-- START OF Provided material --

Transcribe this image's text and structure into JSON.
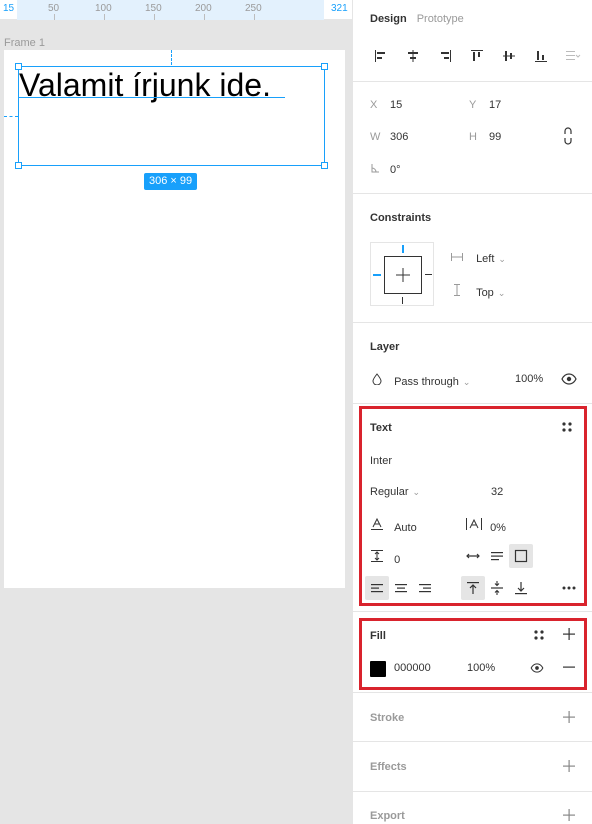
{
  "ruler": {
    "left_value": "15",
    "labels": [
      "50",
      "100",
      "150",
      "200",
      "250"
    ],
    "right_value": "321"
  },
  "canvas": {
    "frame_label": "Frame 1",
    "text_content": "Valamit írjunk ide.",
    "dimension_badge": "306 × 99"
  },
  "panel": {
    "tabs": {
      "design": "Design",
      "prototype": "Prototype"
    },
    "position": {
      "x_label": "X",
      "x": "15",
      "y_label": "Y",
      "y": "17",
      "w_label": "W",
      "w": "306",
      "h_label": "H",
      "h": "99",
      "rotation": "0°"
    },
    "constraints": {
      "title": "Constraints",
      "horizontal": "Left",
      "vertical": "Top"
    },
    "layer": {
      "title": "Layer",
      "blend_mode": "Pass through",
      "opacity": "100%"
    },
    "text": {
      "title": "Text",
      "font_family": "Inter",
      "font_style": "Regular",
      "font_size": "32",
      "line_height": "Auto",
      "letter_spacing": "0%",
      "paragraph_spacing": "0"
    },
    "fill": {
      "title": "Fill",
      "color_hex": "000000",
      "opacity": "100%"
    },
    "stroke": {
      "title": "Stroke"
    },
    "effects": {
      "title": "Effects"
    },
    "export": {
      "title": "Export"
    }
  },
  "colors": {
    "selection_blue": "#18a0fb",
    "highlight_red": "#d9232d",
    "fill_color": "#000000"
  }
}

-- END OF Provided material --

● **Problem to work on**
Omit every picture, then reproduce the rest of the listing exactly.

● **Result for this task**
Transcribe this image's text and structure into JSON.
{
  "ruler": {
    "left_value": "15",
    "labels": [
      "50",
      "100",
      "150",
      "200",
      "250"
    ],
    "right_value": "321"
  },
  "canvas": {
    "frame_label": "Frame 1",
    "text_content": "Valamit írjunk ide.",
    "dimension_badge": "306 × 99"
  },
  "panel": {
    "tabs": {
      "design": "Design",
      "prototype": "Prototype"
    },
    "position": {
      "x_label": "X",
      "x": "15",
      "y_label": "Y",
      "y": "17",
      "w_label": "W",
      "w": "306",
      "h_label": "H",
      "h": "99",
      "rotation": "0°"
    },
    "constraints": {
      "title": "Constraints",
      "horizontal": "Left",
      "vertical": "Top"
    },
    "layer": {
      "title": "Layer",
      "blend_mode": "Pass through",
      "opacity": "100%"
    },
    "text": {
      "title": "Text",
      "font_family": "Inter",
      "font_style": "Regular",
      "font_size": "32",
      "line_height": "Auto",
      "letter_spacing": "0%",
      "paragraph_spacing": "0"
    },
    "fill": {
      "title": "Fill",
      "color_hex": "000000",
      "opacity": "100%"
    },
    "stroke": {
      "title": "Stroke"
    },
    "effects": {
      "title": "Effects"
    },
    "export": {
      "title": "Export"
    }
  },
  "colors": {
    "selection_blue": "#18a0fb",
    "highlight_red": "#d9232d",
    "fill_color": "#000000"
  }
}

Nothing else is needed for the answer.